What you need to do:
Retype the records that come next, word for word.

-- Start --

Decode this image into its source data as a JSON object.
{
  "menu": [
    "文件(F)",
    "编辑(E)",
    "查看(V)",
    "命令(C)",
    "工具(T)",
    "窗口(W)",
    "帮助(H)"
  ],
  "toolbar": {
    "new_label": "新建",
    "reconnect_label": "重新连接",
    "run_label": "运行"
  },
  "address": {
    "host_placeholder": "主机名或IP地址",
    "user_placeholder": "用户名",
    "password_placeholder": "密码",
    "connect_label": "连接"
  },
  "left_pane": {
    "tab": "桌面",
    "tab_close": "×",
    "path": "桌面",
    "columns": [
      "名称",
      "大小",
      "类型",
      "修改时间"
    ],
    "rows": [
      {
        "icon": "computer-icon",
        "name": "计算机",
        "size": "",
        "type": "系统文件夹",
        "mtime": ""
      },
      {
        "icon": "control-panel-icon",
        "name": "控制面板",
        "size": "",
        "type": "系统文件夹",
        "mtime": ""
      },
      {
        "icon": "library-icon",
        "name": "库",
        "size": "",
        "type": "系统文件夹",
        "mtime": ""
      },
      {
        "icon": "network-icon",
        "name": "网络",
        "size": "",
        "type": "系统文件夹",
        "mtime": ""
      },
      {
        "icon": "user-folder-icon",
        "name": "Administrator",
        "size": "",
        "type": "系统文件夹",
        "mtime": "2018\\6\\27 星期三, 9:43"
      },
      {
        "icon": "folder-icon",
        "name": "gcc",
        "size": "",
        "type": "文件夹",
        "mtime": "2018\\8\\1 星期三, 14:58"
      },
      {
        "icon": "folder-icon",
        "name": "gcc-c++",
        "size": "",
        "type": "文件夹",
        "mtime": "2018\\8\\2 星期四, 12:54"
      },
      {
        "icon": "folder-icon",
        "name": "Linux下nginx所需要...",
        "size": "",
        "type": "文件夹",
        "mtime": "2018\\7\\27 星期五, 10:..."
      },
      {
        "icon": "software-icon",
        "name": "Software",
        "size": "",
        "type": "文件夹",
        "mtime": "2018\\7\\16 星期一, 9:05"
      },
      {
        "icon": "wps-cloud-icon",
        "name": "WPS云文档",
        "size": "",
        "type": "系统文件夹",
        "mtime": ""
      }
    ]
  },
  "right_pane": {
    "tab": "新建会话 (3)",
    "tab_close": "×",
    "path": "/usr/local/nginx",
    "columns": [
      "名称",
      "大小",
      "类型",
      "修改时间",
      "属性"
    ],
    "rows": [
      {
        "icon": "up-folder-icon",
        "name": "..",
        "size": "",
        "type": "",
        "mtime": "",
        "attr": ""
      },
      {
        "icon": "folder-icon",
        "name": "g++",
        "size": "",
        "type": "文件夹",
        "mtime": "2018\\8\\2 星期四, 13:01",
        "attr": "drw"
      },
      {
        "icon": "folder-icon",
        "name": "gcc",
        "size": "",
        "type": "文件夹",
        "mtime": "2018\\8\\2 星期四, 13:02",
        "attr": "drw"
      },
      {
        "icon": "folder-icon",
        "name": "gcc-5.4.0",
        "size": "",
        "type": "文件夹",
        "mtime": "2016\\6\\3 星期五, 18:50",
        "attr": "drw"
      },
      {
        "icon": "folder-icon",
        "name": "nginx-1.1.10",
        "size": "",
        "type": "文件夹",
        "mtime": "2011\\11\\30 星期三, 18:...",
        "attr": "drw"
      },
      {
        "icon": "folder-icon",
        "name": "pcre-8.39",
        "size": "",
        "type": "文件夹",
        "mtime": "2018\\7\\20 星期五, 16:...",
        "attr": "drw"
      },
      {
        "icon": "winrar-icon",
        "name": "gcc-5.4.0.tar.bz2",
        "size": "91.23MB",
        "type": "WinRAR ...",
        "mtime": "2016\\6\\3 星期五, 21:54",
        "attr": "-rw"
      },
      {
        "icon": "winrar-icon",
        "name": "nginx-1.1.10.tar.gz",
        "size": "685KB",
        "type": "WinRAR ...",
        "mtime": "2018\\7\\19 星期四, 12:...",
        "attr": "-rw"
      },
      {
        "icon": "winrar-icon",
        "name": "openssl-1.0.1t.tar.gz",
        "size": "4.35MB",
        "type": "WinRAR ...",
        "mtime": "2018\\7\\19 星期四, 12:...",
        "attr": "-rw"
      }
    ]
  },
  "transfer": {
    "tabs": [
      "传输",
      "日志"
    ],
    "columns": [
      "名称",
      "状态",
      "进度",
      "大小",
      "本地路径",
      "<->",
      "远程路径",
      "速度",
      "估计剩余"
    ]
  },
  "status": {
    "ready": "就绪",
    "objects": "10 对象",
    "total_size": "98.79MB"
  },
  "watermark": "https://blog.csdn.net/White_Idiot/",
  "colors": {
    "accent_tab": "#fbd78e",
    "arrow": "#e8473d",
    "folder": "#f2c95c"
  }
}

-- End --

Final answer:
Decode this image into its source data as a JSON object.
{
  "menu": [
    "文件(F)",
    "编辑(E)",
    "查看(V)",
    "命令(C)",
    "工具(T)",
    "窗口(W)",
    "帮助(H)"
  ],
  "toolbar": {
    "new_label": "新建",
    "reconnect_label": "重新连接",
    "run_label": "运行"
  },
  "address": {
    "host_placeholder": "主机名或IP地址",
    "user_placeholder": "用户名",
    "password_placeholder": "密码",
    "connect_label": "连接"
  },
  "left_pane": {
    "tab": "桌面",
    "tab_close": "×",
    "path": "桌面",
    "columns": [
      "名称",
      "大小",
      "类型",
      "修改时间"
    ],
    "rows": [
      {
        "icon": "computer-icon",
        "name": "计算机",
        "size": "",
        "type": "系统文件夹",
        "mtime": ""
      },
      {
        "icon": "control-panel-icon",
        "name": "控制面板",
        "size": "",
        "type": "系统文件夹",
        "mtime": ""
      },
      {
        "icon": "library-icon",
        "name": "库",
        "size": "",
        "type": "系统文件夹",
        "mtime": ""
      },
      {
        "icon": "network-icon",
        "name": "网络",
        "size": "",
        "type": "系统文件夹",
        "mtime": ""
      },
      {
        "icon": "user-folder-icon",
        "name": "Administrator",
        "size": "",
        "type": "系统文件夹",
        "mtime": "2018\\6\\27 星期三, 9:43"
      },
      {
        "icon": "folder-icon",
        "name": "gcc",
        "size": "",
        "type": "文件夹",
        "mtime": "2018\\8\\1 星期三, 14:58"
      },
      {
        "icon": "folder-icon",
        "name": "gcc-c++",
        "size": "",
        "type": "文件夹",
        "mtime": "2018\\8\\2 星期四, 12:54"
      },
      {
        "icon": "folder-icon",
        "name": "Linux下nginx所需要...",
        "size": "",
        "type": "文件夹",
        "mtime": "2018\\7\\27 星期五, 10:..."
      },
      {
        "icon": "software-icon",
        "name": "Software",
        "size": "",
        "type": "文件夹",
        "mtime": "2018\\7\\16 星期一, 9:05"
      },
      {
        "icon": "wps-cloud-icon",
        "name": "WPS云文档",
        "size": "",
        "type": "系统文件夹",
        "mtime": ""
      }
    ]
  },
  "right_pane": {
    "tab": "新建会话 (3)",
    "tab_close": "×",
    "path": "/usr/local/nginx",
    "columns": [
      "名称",
      "大小",
      "类型",
      "修改时间",
      "属性"
    ],
    "rows": [
      {
        "icon": "up-folder-icon",
        "name": "..",
        "size": "",
        "type": "",
        "mtime": "",
        "attr": ""
      },
      {
        "icon": "folder-icon",
        "name": "g++",
        "size": "",
        "type": "文件夹",
        "mtime": "2018\\8\\2 星期四, 13:01",
        "attr": "drw"
      },
      {
        "icon": "folder-icon",
        "name": "gcc",
        "size": "",
        "type": "文件夹",
        "mtime": "2018\\8\\2 星期四, 13:02",
        "attr": "drw"
      },
      {
        "icon": "folder-icon",
        "name": "gcc-5.4.0",
        "size": "",
        "type": "文件夹",
        "mtime": "2016\\6\\3 星期五, 18:50",
        "attr": "drw"
      },
      {
        "icon": "folder-icon",
        "name": "nginx-1.1.10",
        "size": "",
        "type": "文件夹",
        "mtime": "2011\\11\\30 星期三, 18:...",
        "attr": "drw"
      },
      {
        "icon": "folder-icon",
        "name": "pcre-8.39",
        "size": "",
        "type": "文件夹",
        "mtime": "2018\\7\\20 星期五, 16:...",
        "attr": "drw"
      },
      {
        "icon": "winrar-icon",
        "name": "gcc-5.4.0.tar.bz2",
        "size": "91.23MB",
        "type": "WinRAR ...",
        "mtime": "2016\\6\\3 星期五, 21:54",
        "attr": "-rw"
      },
      {
        "icon": "winrar-icon",
        "name": "nginx-1.1.10.tar.gz",
        "size": "685KB",
        "type": "WinRAR ...",
        "mtime": "2018\\7\\19 星期四, 12:...",
        "attr": "-rw"
      },
      {
        "icon": "winrar-icon",
        "name": "openssl-1.0.1t.tar.gz",
        "size": "4.35MB",
        "type": "WinRAR ...",
        "mtime": "2018\\7\\19 星期四, 12:...",
        "attr": "-rw"
      }
    ]
  },
  "transfer": {
    "tabs": [
      "传输",
      "日志"
    ],
    "columns": [
      "名称",
      "状态",
      "进度",
      "大小",
      "本地路径",
      "<->",
      "远程路径",
      "速度",
      "估计剩余"
    ]
  },
  "status": {
    "ready": "就绪",
    "objects": "10 对象",
    "total_size": "98.79MB"
  },
  "watermark": "https://blog.csdn.net/White_Idiot/",
  "colors": {
    "accent_tab": "#fbd78e",
    "arrow": "#e8473d",
    "folder": "#f2c95c"
  }
}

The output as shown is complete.